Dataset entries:
════════

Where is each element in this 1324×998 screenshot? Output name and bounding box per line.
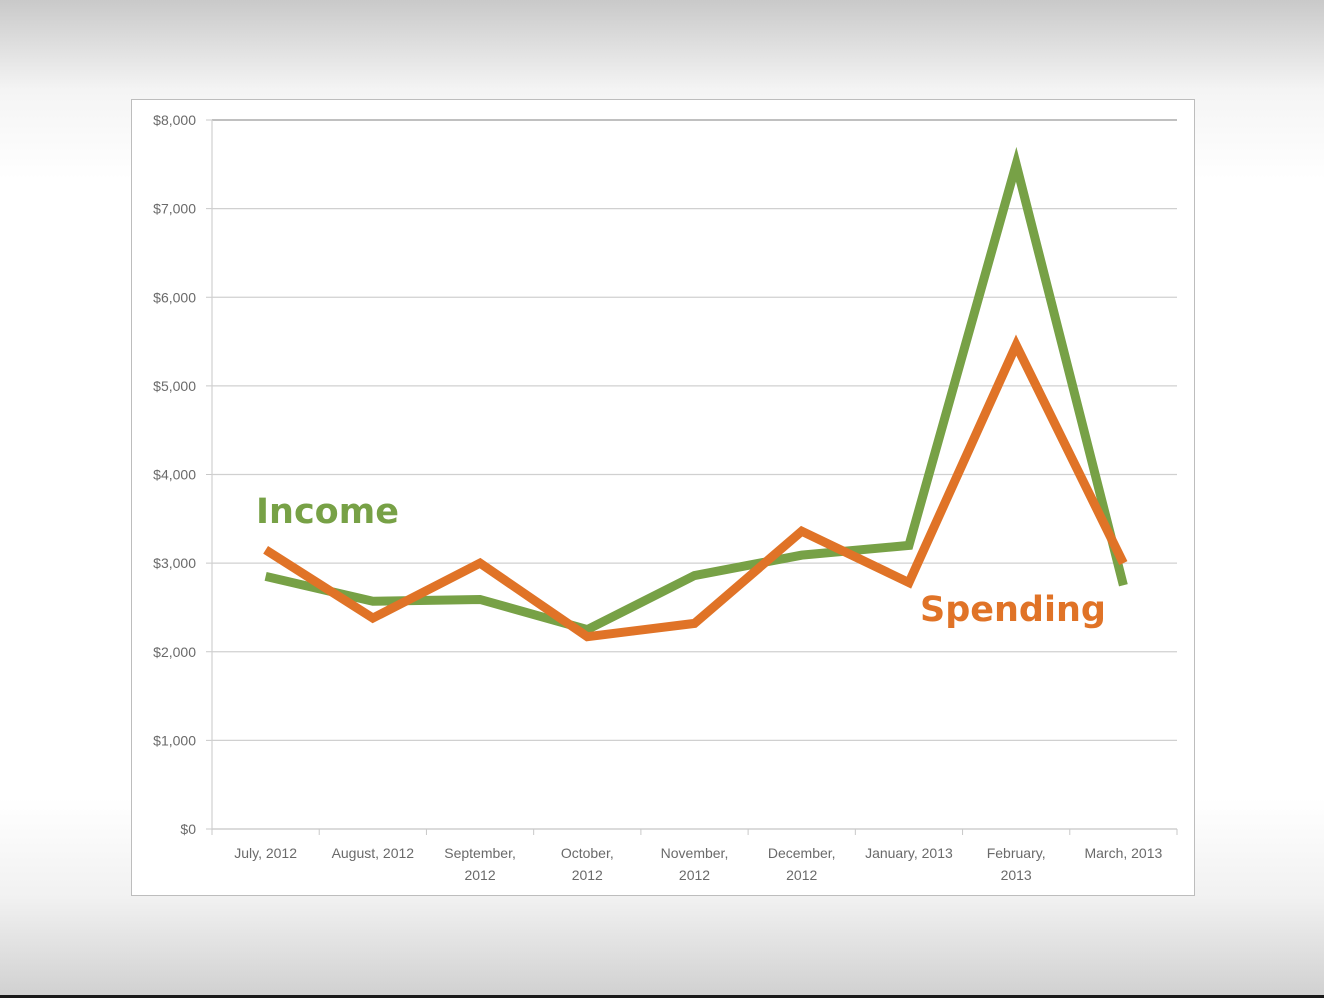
y-tick-label: $4,000 <box>153 467 196 483</box>
x-tick-label-line: 2012 <box>786 867 817 883</box>
x-tick-label-line: 2013 <box>1001 867 1032 883</box>
x-axis-tick-labels: July, 2012 August, 2012 September, 2012Octo… <box>234 845 1162 883</box>
x-tick-label: July, 2012 <box>234 845 297 861</box>
series-lines <box>263 146 1128 642</box>
series-label-income: Income <box>256 492 399 532</box>
x-tick-label-line: September, <box>444 845 516 861</box>
x-tick-label-line: 2012 <box>464 867 495 883</box>
series-label-spending: Spending <box>920 590 1106 630</box>
window-bottom-edge <box>0 995 1324 998</box>
x-tick-label-line: November, <box>661 845 729 861</box>
y-tick-label: $6,000 <box>153 289 196 305</box>
chart-frame: $0 $1,000 $2,000 $3,000 $4,000 $5,000 $6,000 $7… <box>131 99 1195 896</box>
x-tick-label-line: March, 2013 <box>1084 845 1162 861</box>
x-tick-label-line: February, <box>987 845 1046 861</box>
x-tick-label-line: December, <box>768 845 836 861</box>
gridlines <box>212 119 1177 741</box>
y-tick-label: $3,000 <box>153 555 196 571</box>
x-tick-label-line: July, 2012 <box>234 845 297 861</box>
y-tick-label: $0 <box>180 821 196 837</box>
y-tick-label: $7,000 <box>153 201 196 217</box>
x-tick-label: February, 2013 <box>987 845 1046 883</box>
y-tick-label: $2,000 <box>153 644 196 660</box>
x-tick-label: January, 2013 <box>865 845 953 861</box>
y-tick-label: $5,000 <box>153 378 196 394</box>
line-chart: $0 $1,000 $2,000 $3,000 $4,000 $5,000 $6,000 $7… <box>153 112 1178 883</box>
y-axis-tick-labels: $0 $1,000 $2,000 $3,000 $4,000 $5,000 $6,000 $7… <box>153 112 196 837</box>
x-tick-label: December, 2012 <box>768 845 836 883</box>
axes <box>206 119 1178 835</box>
x-tick-label: November, 2012 <box>661 845 729 883</box>
x-tick-label-line: 2012 <box>679 867 710 883</box>
x-tick-label: March, 2013 <box>1084 845 1162 861</box>
y-tick-label: $1,000 <box>153 732 196 748</box>
x-tick-label-line: August, 2012 <box>332 845 415 861</box>
series-labels: Income Spending <box>256 492 1106 630</box>
x-tick-label: October, 2012 <box>561 845 614 883</box>
x-tick-label-line: January, 2013 <box>865 845 953 861</box>
x-tick-label: August, 2012 <box>332 845 415 861</box>
x-tick-label-line: 2012 <box>572 867 603 883</box>
y-tick-label: $8,000 <box>153 112 196 128</box>
x-tick-label-line: October, <box>561 845 614 861</box>
x-tick-label: September, 2012 <box>444 845 516 883</box>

════════

OBJECTIVE:
Rewrite the entries above, changing every "x-tick-label-line" to "x-label-row" and keeping everything else the same. Omit the pictures from your answer.

SOLUTION:
Where is each element in this 1324×998 screenshot? Output name and bounding box per line.
y-tick-label: $4,000 <box>153 467 196 483</box>
x-label-row: 2012 <box>786 867 817 883</box>
x-label-row: 2013 <box>1001 867 1032 883</box>
x-axis-tick-labels: July, 2012 August, 2012 September, 2012Octo… <box>234 845 1162 883</box>
x-tick-label: July, 2012 <box>234 845 297 861</box>
series-lines <box>263 146 1128 642</box>
series-label-income: Income <box>256 492 399 532</box>
x-label-row: September, <box>444 845 516 861</box>
x-label-row: 2012 <box>464 867 495 883</box>
series-label-spending: Spending <box>920 590 1106 630</box>
window-bottom-edge <box>0 995 1324 998</box>
x-label-row: November, <box>661 845 729 861</box>
y-tick-label: $6,000 <box>153 289 196 305</box>
chart-frame: $0 $1,000 $2,000 $3,000 $4,000 $5,000 $6,000 $7… <box>131 99 1195 896</box>
x-label-row: March, 2013 <box>1084 845 1162 861</box>
x-label-row: February, <box>987 845 1046 861</box>
x-label-row: December, <box>768 845 836 861</box>
gridlines <box>212 119 1177 741</box>
y-tick-label: $3,000 <box>153 555 196 571</box>
x-label-row: July, 2012 <box>234 845 297 861</box>
y-tick-label: $0 <box>180 821 196 837</box>
y-tick-label: $7,000 <box>153 201 196 217</box>
x-tick-label: February, 2013 <box>987 845 1046 883</box>
y-tick-label: $2,000 <box>153 644 196 660</box>
x-tick-label: January, 2013 <box>865 845 953 861</box>
y-tick-label: $5,000 <box>153 378 196 394</box>
line-chart: $0 $1,000 $2,000 $3,000 $4,000 $5,000 $6,000 $7… <box>153 112 1178 883</box>
y-axis-tick-labels: $0 $1,000 $2,000 $3,000 $4,000 $5,000 $6,000 $7… <box>153 112 196 837</box>
x-tick-label: December, 2012 <box>768 845 836 883</box>
axes <box>206 119 1178 835</box>
x-tick-label: November, 2012 <box>661 845 729 883</box>
x-label-row: 2012 <box>679 867 710 883</box>
x-tick-label: March, 2013 <box>1084 845 1162 861</box>
y-tick-label: $1,000 <box>153 732 196 748</box>
x-label-row: August, 2012 <box>332 845 415 861</box>
series-labels: Income Spending <box>256 492 1106 630</box>
x-tick-label: October, 2012 <box>561 845 614 883</box>
x-label-row: January, 2013 <box>865 845 953 861</box>
x-tick-label: August, 2012 <box>332 845 415 861</box>
x-label-row: 2012 <box>572 867 603 883</box>
y-tick-label: $8,000 <box>153 112 196 128</box>
x-label-row: October, <box>561 845 614 861</box>
x-tick-label: September, 2012 <box>444 845 516 883</box>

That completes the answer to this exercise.